■ Instructions for the task: Below are the entries; count the lines in them that contain the word "JSON" and give only the number.

■ Task inputs:
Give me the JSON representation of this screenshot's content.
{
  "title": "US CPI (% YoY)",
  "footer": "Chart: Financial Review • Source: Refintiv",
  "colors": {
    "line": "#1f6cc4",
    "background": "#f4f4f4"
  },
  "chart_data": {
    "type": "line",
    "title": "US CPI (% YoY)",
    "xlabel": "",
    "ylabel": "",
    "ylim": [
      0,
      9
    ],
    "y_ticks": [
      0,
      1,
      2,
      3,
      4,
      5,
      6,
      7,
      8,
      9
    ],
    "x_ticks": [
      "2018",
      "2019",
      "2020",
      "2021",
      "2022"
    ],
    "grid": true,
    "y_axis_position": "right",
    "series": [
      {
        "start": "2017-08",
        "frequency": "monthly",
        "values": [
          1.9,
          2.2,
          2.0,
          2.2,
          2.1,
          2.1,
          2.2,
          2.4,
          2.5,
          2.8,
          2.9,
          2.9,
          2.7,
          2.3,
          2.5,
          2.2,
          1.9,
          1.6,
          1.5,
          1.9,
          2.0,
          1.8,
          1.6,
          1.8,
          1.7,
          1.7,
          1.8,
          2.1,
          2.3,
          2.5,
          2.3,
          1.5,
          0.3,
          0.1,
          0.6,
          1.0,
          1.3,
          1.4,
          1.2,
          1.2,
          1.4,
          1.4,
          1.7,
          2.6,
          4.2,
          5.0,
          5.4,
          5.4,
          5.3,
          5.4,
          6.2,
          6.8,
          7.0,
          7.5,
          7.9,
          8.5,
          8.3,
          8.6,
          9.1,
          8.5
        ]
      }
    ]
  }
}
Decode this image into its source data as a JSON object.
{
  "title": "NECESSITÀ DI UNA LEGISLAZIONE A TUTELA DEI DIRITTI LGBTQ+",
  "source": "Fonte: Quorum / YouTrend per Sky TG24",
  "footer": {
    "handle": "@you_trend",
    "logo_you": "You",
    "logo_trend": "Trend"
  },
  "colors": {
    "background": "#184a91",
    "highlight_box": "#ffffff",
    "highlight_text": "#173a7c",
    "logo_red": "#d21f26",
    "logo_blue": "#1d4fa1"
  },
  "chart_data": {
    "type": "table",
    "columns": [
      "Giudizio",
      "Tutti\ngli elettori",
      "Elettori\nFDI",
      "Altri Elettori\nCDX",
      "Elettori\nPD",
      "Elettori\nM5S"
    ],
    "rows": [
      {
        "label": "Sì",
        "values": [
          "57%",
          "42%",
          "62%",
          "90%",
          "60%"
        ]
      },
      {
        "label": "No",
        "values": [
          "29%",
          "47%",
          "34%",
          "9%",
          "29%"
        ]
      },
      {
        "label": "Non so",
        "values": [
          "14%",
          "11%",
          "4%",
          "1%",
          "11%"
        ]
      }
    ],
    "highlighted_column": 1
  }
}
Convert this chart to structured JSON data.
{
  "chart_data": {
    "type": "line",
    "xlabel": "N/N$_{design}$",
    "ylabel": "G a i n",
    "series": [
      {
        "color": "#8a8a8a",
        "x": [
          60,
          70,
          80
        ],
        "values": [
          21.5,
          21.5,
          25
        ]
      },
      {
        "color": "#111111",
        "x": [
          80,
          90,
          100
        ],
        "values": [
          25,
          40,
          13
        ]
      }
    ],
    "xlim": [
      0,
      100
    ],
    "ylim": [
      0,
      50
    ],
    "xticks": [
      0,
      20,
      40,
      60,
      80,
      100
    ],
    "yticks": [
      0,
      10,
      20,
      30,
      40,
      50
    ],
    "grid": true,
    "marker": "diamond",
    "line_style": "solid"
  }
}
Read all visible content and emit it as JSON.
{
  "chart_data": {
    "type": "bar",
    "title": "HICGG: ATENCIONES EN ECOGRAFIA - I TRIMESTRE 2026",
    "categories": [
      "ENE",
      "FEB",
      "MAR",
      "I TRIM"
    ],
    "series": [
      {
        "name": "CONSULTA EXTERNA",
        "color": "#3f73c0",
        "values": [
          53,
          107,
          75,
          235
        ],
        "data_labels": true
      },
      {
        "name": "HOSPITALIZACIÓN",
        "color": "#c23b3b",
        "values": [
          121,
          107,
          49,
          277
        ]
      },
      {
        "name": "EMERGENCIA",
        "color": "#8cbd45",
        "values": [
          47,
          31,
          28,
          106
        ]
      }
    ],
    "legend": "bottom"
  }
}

■ Written solution: 4